— Start RECORDS FOR THE TASK —
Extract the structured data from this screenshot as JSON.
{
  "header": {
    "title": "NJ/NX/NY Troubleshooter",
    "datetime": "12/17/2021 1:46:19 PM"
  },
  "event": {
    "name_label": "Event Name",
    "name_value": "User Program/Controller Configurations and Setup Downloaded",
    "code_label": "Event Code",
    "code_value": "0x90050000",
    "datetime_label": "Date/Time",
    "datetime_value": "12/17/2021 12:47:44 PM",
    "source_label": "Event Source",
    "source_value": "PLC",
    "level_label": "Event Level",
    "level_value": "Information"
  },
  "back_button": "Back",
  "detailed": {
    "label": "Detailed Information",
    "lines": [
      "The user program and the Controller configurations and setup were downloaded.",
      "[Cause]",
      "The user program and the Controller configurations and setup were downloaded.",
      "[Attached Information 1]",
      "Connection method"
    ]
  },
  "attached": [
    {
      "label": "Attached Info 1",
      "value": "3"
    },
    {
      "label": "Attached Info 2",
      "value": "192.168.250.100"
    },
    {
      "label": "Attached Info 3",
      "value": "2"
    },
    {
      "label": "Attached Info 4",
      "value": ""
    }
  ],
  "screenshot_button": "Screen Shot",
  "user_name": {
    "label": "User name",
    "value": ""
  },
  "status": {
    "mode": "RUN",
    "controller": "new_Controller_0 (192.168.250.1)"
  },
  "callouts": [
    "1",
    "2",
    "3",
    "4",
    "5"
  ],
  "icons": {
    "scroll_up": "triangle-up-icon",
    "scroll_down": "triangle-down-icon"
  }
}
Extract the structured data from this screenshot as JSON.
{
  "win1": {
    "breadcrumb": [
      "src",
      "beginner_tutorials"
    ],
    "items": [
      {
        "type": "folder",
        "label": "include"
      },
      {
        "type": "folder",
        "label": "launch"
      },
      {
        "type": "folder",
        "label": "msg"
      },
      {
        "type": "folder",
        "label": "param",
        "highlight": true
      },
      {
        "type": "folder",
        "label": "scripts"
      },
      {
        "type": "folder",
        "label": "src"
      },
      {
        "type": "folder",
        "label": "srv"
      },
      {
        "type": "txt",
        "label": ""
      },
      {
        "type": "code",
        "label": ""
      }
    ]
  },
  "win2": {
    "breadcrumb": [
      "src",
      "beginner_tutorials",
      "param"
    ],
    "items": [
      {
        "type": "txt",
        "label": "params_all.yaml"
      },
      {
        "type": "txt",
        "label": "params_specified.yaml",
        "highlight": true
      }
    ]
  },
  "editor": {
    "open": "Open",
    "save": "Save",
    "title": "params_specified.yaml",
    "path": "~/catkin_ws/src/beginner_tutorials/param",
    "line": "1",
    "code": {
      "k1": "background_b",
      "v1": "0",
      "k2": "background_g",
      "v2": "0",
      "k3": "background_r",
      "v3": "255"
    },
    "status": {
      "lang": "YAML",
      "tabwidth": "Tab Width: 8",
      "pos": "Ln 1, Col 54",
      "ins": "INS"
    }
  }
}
— End RECORDS FOR THE TASK —
Write the material out again word for word.

** SOLUTION **
Extract the structured data from this screenshot as JSON.
{
  "header": {
    "title": "NJ/NX/NY Troubleshooter",
    "datetime": "12/17/2021 1:46:19 PM"
  },
  "event": {
    "name_label": "Event Name",
    "name_value": "User Program/Controller Configurations and Setup Downloaded",
    "code_label": "Event Code",
    "code_value": "0x90050000",
    "datetime_label": "Date/Time",
    "datetime_value": "12/17/2021 12:47:44 PM",
    "source_label": "Event Source",
    "source_value": "PLC",
    "level_label": "Event Level",
    "level_value": "Information"
  },
  "back_button": "Back",
  "detailed": {
    "label": "Detailed Information",
    "lines": [
      "The user program and the Controller configurations and setup were downloaded.",
      "[Cause]",
      "The user program and the Controller configurations and setup were downloaded.",
      "[Attached Information 1]",
      "Connection method"
    ]
  },
  "attached": [
    {
      "label": "Attached Info 1",
      "value": "3"
    },
    {
      "label": "Attached Info 2",
      "value": "192.168.250.100"
    },
    {
      "label": "Attached Info 3",
      "value": "2"
    },
    {
      "label": "Attached Info 4",
      "value": ""
    }
  ],
  "screenshot_button": "Screen Shot",
  "user_name": {
    "label": "User name",
    "value": ""
  },
  "status": {
    "mode": "RUN",
    "controller": "new_Controller_0 (192.168.250.1)"
  },
  "callouts": [
    "1",
    "2",
    "3",
    "4",
    "5"
  ],
  "icons": {
    "scroll_up": "triangle-up-icon",
    "scroll_down": "triangle-down-icon"
  }
}
Extract the structured data from this screenshot as JSON.
{
  "win1": {
    "breadcrumb": [
      "src",
      "beginner_tutorials"
    ],
    "items": [
      {
        "type": "folder",
        "label": "include"
      },
      {
        "type": "folder",
        "label": "launch"
      },
      {
        "type": "folder",
        "label": "msg"
      },
      {
        "type": "folder",
        "label": "param",
        "highlight": true
      },
      {
        "type": "folder",
        "label": "scripts"
      },
      {
        "type": "folder",
        "label": "src"
      },
      {
        "type": "folder",
        "label": "srv"
      },
      {
        "type": "txt",
        "label": ""
      },
      {
        "type": "code",
        "label": ""
      }
    ]
  },
  "win2": {
    "breadcrumb": [
      "src",
      "beginner_tutorials",
      "param"
    ],
    "items": [
      {
        "type": "txt",
        "label": "params_all.yaml"
      },
      {
        "type": "txt",
        "label": "params_specified.yaml",
        "highlight": true
      }
    ]
  },
  "editor": {
    "open": "Open",
    "save": "Save",
    "title": "params_specified.yaml",
    "path": "~/catkin_ws/src/beginner_tutorials/param",
    "line": "1",
    "code": {
      "k1": "background_b",
      "v1": "0",
      "k2": "background_g",
      "v2": "0",
      "k3": "background_r",
      "v3": "255"
    },
    "status": {
      "lang": "YAML",
      "tabwidth": "Tab Width: 8",
      "pos": "Ln 1, Col 54",
      "ins": "INS"
    }
  }
}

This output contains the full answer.